Directive:
Pull every line of the entries that has the word "Look".

(Saved data entries)
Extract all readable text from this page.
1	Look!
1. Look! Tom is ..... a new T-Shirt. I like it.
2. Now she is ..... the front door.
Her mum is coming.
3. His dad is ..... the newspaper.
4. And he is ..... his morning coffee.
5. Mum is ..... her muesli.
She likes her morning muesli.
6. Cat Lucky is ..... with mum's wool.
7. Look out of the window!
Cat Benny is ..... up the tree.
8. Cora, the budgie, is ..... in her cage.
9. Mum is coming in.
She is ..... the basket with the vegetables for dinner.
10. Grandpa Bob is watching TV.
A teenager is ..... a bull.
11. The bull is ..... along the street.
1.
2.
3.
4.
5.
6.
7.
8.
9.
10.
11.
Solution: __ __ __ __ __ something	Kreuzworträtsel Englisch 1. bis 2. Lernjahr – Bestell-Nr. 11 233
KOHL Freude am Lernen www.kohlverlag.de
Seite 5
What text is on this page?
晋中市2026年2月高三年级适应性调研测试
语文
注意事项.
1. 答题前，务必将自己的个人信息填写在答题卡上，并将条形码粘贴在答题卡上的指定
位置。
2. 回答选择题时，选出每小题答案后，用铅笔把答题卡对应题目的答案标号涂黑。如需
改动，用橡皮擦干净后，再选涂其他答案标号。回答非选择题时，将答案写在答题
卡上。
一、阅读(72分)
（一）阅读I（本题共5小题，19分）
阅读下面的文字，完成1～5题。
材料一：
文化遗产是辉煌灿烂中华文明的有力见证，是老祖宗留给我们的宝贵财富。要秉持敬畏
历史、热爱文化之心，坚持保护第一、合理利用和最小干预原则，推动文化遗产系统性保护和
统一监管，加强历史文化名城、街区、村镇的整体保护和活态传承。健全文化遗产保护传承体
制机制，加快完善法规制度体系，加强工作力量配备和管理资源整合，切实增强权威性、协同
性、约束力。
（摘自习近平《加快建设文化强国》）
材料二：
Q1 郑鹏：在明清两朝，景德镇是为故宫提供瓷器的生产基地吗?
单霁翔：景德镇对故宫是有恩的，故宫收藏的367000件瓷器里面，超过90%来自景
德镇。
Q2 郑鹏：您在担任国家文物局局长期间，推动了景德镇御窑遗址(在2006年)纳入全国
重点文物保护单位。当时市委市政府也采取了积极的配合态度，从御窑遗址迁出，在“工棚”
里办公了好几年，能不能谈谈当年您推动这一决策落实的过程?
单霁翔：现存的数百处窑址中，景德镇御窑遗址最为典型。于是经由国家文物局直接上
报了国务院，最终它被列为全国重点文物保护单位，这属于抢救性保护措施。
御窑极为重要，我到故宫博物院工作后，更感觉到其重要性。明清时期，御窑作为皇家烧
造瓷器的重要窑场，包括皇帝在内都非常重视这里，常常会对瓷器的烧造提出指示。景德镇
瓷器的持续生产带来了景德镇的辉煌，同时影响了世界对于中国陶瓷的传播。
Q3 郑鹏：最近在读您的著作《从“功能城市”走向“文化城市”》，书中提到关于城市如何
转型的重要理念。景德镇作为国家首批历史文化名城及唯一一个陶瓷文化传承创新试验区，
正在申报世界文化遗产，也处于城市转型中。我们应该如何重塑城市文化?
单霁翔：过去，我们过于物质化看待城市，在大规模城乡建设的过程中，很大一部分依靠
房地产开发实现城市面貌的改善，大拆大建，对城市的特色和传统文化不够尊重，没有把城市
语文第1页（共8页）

Answer to this task:
1	Look!
1. Look! Tom is ..... a new T-Shirt. I like it.
7. Look out of the window!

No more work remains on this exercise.